#### [EXERCISE PROMPT]
Write out the entries below once more, exactly, with the pictures left out.

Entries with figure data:
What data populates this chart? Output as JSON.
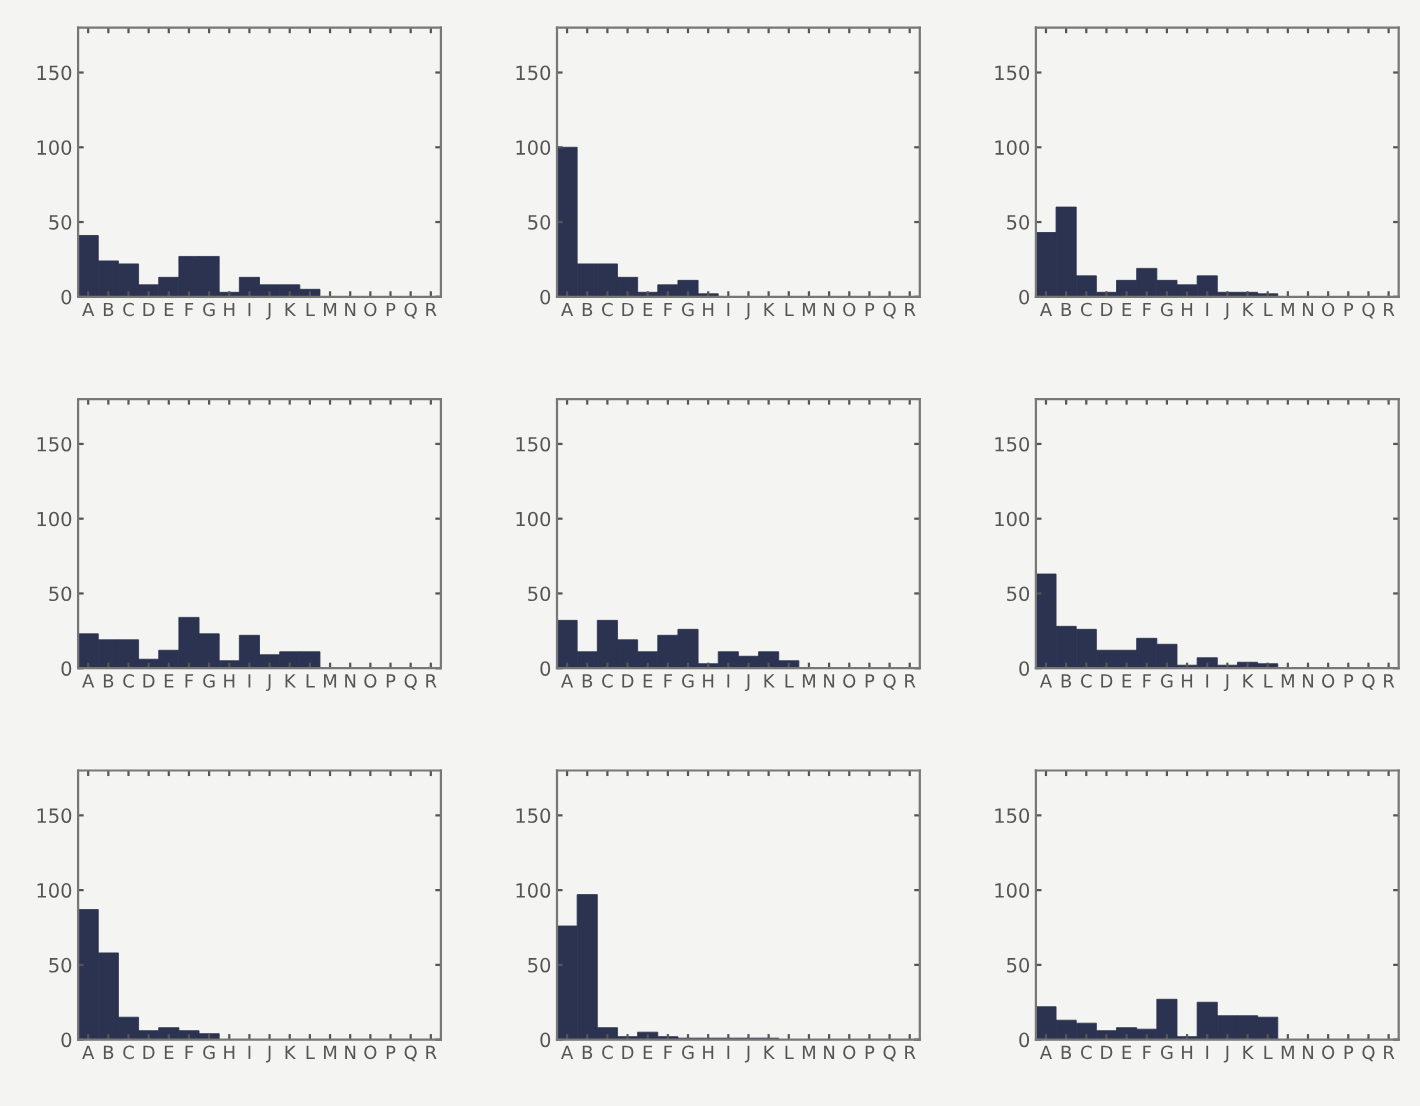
{
  "chart_data": [
    {
      "type": "bar",
      "categories": [
        "A",
        "B",
        "C",
        "D",
        "E",
        "F",
        "G",
        "H",
        "I",
        "J",
        "K",
        "L",
        "M",
        "N",
        "O",
        "P",
        "Q",
        "R"
      ],
      "values": [
        41,
        24,
        22,
        8,
        13,
        27,
        27,
        3,
        13,
        8,
        8,
        5,
        0,
        0,
        0,
        0,
        0,
        0
      ],
      "color": "#2b3350",
      "ylim": [
        0,
        180
      ],
      "yticks": [
        0,
        50,
        100,
        150
      ],
      "grid": false
    },
    {
      "type": "bar",
      "categories": [
        "A",
        "B",
        "C",
        "D",
        "E",
        "F",
        "G",
        "H",
        "I",
        "J",
        "K",
        "L",
        "M",
        "N",
        "O",
        "P",
        "Q",
        "R"
      ],
      "values": [
        100,
        22,
        22,
        13,
        3,
        8,
        11,
        2,
        0,
        0,
        0,
        0,
        0,
        0,
        0,
        0,
        0,
        0
      ],
      "color": "#2b3350",
      "ylim": [
        0,
        180
      ],
      "yticks": [
        0,
        50,
        100,
        150
      ],
      "grid": false
    },
    {
      "type": "bar",
      "categories": [
        "A",
        "B",
        "C",
        "D",
        "E",
        "F",
        "G",
        "H",
        "I",
        "J",
        "K",
        "L",
        "M",
        "N",
        "O",
        "P",
        "Q",
        "R"
      ],
      "values": [
        43,
        60,
        14,
        3,
        11,
        19,
        11,
        8,
        14,
        3,
        3,
        2,
        0,
        0,
        0,
        0,
        0,
        0
      ],
      "color": "#2b3350",
      "ylim": [
        0,
        180
      ],
      "yticks": [
        0,
        50,
        100,
        150
      ],
      "grid": false
    },
    {
      "type": "bar",
      "categories": [
        "A",
        "B",
        "C",
        "D",
        "E",
        "F",
        "G",
        "H",
        "I",
        "J",
        "K",
        "L",
        "M",
        "N",
        "O",
        "P",
        "Q",
        "R"
      ],
      "values": [
        23,
        19,
        19,
        6,
        12,
        34,
        23,
        5,
        22,
        9,
        11,
        11,
        0,
        0,
        0,
        0,
        0,
        0
      ],
      "color": "#2b3350",
      "ylim": [
        0,
        180
      ],
      "yticks": [
        0,
        50,
        100,
        150
      ],
      "grid": false
    },
    {
      "type": "bar",
      "categories": [
        "A",
        "B",
        "C",
        "D",
        "E",
        "F",
        "G",
        "H",
        "I",
        "J",
        "K",
        "L",
        "M",
        "N",
        "O",
        "P",
        "Q",
        "R"
      ],
      "values": [
        32,
        11,
        32,
        19,
        11,
        22,
        26,
        3,
        11,
        8,
        11,
        5,
        0,
        0,
        0,
        0,
        0,
        0
      ],
      "color": "#2b3350",
      "ylim": [
        0,
        180
      ],
      "yticks": [
        0,
        50,
        100,
        150
      ],
      "grid": false
    },
    {
      "type": "bar",
      "categories": [
        "A",
        "B",
        "C",
        "D",
        "E",
        "F",
        "G",
        "H",
        "I",
        "J",
        "K",
        "L",
        "M",
        "N",
        "O",
        "P",
        "Q",
        "R"
      ],
      "values": [
        63,
        28,
        26,
        12,
        12,
        20,
        16,
        2,
        7,
        2,
        4,
        3,
        0,
        0,
        0,
        0,
        0,
        0
      ],
      "color": "#2b3350",
      "ylim": [
        0,
        180
      ],
      "yticks": [
        0,
        50,
        100,
        150
      ],
      "grid": false
    },
    {
      "type": "bar",
      "categories": [
        "A",
        "B",
        "C",
        "D",
        "E",
        "F",
        "G",
        "H",
        "I",
        "J",
        "K",
        "L",
        "M",
        "N",
        "O",
        "P",
        "Q",
        "R"
      ],
      "values": [
        87,
        58,
        15,
        6,
        8,
        6,
        4,
        0,
        0,
        0,
        0,
        0,
        0,
        0,
        0,
        0,
        0,
        0
      ],
      "color": "#2b3350",
      "ylim": [
        0,
        180
      ],
      "yticks": [
        0,
        50,
        100,
        150
      ],
      "grid": false
    },
    {
      "type": "bar",
      "categories": [
        "A",
        "B",
        "C",
        "D",
        "E",
        "F",
        "G",
        "H",
        "I",
        "J",
        "K",
        "L",
        "M",
        "N",
        "O",
        "P",
        "Q",
        "R"
      ],
      "values": [
        76,
        97,
        8,
        2,
        5,
        2,
        1,
        1,
        1,
        1,
        1,
        0,
        0,
        0,
        0,
        0,
        0,
        0
      ],
      "color": "#2b3350",
      "ylim": [
        0,
        180
      ],
      "yticks": [
        0,
        50,
        100,
        150
      ],
      "grid": false
    },
    {
      "type": "bar",
      "categories": [
        "A",
        "B",
        "C",
        "D",
        "E",
        "F",
        "G",
        "H",
        "I",
        "J",
        "K",
        "L",
        "M",
        "N",
        "O",
        "P",
        "Q",
        "R"
      ],
      "values": [
        22,
        13,
        11,
        6,
        8,
        7,
        27,
        2,
        25,
        16,
        16,
        15,
        0,
        0,
        0,
        0,
        0,
        0
      ],
      "color": "#2b3350",
      "ylim": [
        0,
        180
      ],
      "yticks": [
        0,
        50,
        100,
        150
      ],
      "grid": false
    }
  ]
}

#### [ANSWER TO THIS TASK]
What data populates this chart? Output as JSON.
{
  "chart_data": [
    {
      "type": "bar",
      "categories": [
        "A",
        "B",
        "C",
        "D",
        "E",
        "F",
        "G",
        "H",
        "I",
        "J",
        "K",
        "L",
        "M",
        "N",
        "O",
        "P",
        "Q",
        "R"
      ],
      "values": [
        41,
        24,
        22,
        8,
        13,
        27,
        27,
        3,
        13,
        8,
        8,
        5,
        0,
        0,
        0,
        0,
        0,
        0
      ],
      "color": "#2b3350",
      "ylim": [
        0,
        180
      ],
      "yticks": [
        0,
        50,
        100,
        150
      ],
      "grid": false
    },
    {
      "type": "bar",
      "categories": [
        "A",
        "B",
        "C",
        "D",
        "E",
        "F",
        "G",
        "H",
        "I",
        "J",
        "K",
        "L",
        "M",
        "N",
        "O",
        "P",
        "Q",
        "R"
      ],
      "values": [
        100,
        22,
        22,
        13,
        3,
        8,
        11,
        2,
        0,
        0,
        0,
        0,
        0,
        0,
        0,
        0,
        0,
        0
      ],
      "color": "#2b3350",
      "ylim": [
        0,
        180
      ],
      "yticks": [
        0,
        50,
        100,
        150
      ],
      "grid": false
    },
    {
      "type": "bar",
      "categories": [
        "A",
        "B",
        "C",
        "D",
        "E",
        "F",
        "G",
        "H",
        "I",
        "J",
        "K",
        "L",
        "M",
        "N",
        "O",
        "P",
        "Q",
        "R"
      ],
      "values": [
        43,
        60,
        14,
        3,
        11,
        19,
        11,
        8,
        14,
        3,
        3,
        2,
        0,
        0,
        0,
        0,
        0,
        0
      ],
      "color": "#2b3350",
      "ylim": [
        0,
        180
      ],
      "yticks": [
        0,
        50,
        100,
        150
      ],
      "grid": false
    },
    {
      "type": "bar",
      "categories": [
        "A",
        "B",
        "C",
        "D",
        "E",
        "F",
        "G",
        "H",
        "I",
        "J",
        "K",
        "L",
        "M",
        "N",
        "O",
        "P",
        "Q",
        "R"
      ],
      "values": [
        23,
        19,
        19,
        6,
        12,
        34,
        23,
        5,
        22,
        9,
        11,
        11,
        0,
        0,
        0,
        0,
        0,
        0
      ],
      "color": "#2b3350",
      "ylim": [
        0,
        180
      ],
      "yticks": [
        0,
        50,
        100,
        150
      ],
      "grid": false
    },
    {
      "type": "bar",
      "categories": [
        "A",
        "B",
        "C",
        "D",
        "E",
        "F",
        "G",
        "H",
        "I",
        "J",
        "K",
        "L",
        "M",
        "N",
        "O",
        "P",
        "Q",
        "R"
      ],
      "values": [
        32,
        11,
        32,
        19,
        11,
        22,
        26,
        3,
        11,
        8,
        11,
        5,
        0,
        0,
        0,
        0,
        0,
        0
      ],
      "color": "#2b3350",
      "ylim": [
        0,
        180
      ],
      "yticks": [
        0,
        50,
        100,
        150
      ],
      "grid": false
    },
    {
      "type": "bar",
      "categories": [
        "A",
        "B",
        "C",
        "D",
        "E",
        "F",
        "G",
        "H",
        "I",
        "J",
        "K",
        "L",
        "M",
        "N",
        "O",
        "P",
        "Q",
        "R"
      ],
      "values": [
        63,
        28,
        26,
        12,
        12,
        20,
        16,
        2,
        7,
        2,
        4,
        3,
        0,
        0,
        0,
        0,
        0,
        0
      ],
      "color": "#2b3350",
      "ylim": [
        0,
        180
      ],
      "yticks": [
        0,
        50,
        100,
        150
      ],
      "grid": false
    },
    {
      "type": "bar",
      "categories": [
        "A",
        "B",
        "C",
        "D",
        "E",
        "F",
        "G",
        "H",
        "I",
        "J",
        "K",
        "L",
        "M",
        "N",
        "O",
        "P",
        "Q",
        "R"
      ],
      "values": [
        87,
        58,
        15,
        6,
        8,
        6,
        4,
        0,
        0,
        0,
        0,
        0,
        0,
        0,
        0,
        0,
        0,
        0
      ],
      "color": "#2b3350",
      "ylim": [
        0,
        180
      ],
      "yticks": [
        0,
        50,
        100,
        150
      ],
      "grid": false
    },
    {
      "type": "bar",
      "categories": [
        "A",
        "B",
        "C",
        "D",
        "E",
        "F",
        "G",
        "H",
        "I",
        "J",
        "K",
        "L",
        "M",
        "N",
        "O",
        "P",
        "Q",
        "R"
      ],
      "values": [
        76,
        97,
        8,
        2,
        5,
        2,
        1,
        1,
        1,
        1,
        1,
        0,
        0,
        0,
        0,
        0,
        0,
        0
      ],
      "color": "#2b3350",
      "ylim": [
        0,
        180
      ],
      "yticks": [
        0,
        50,
        100,
        150
      ],
      "grid": false
    },
    {
      "type": "bar",
      "categories": [
        "A",
        "B",
        "C",
        "D",
        "E",
        "F",
        "G",
        "H",
        "I",
        "J",
        "K",
        "L",
        "M",
        "N",
        "O",
        "P",
        "Q",
        "R"
      ],
      "values": [
        22,
        13,
        11,
        6,
        8,
        7,
        27,
        2,
        25,
        16,
        16,
        15,
        0,
        0,
        0,
        0,
        0,
        0
      ],
      "color": "#2b3350",
      "ylim": [
        0,
        180
      ],
      "yticks": [
        0,
        50,
        100,
        150
      ],
      "grid": false
    }
  ]
}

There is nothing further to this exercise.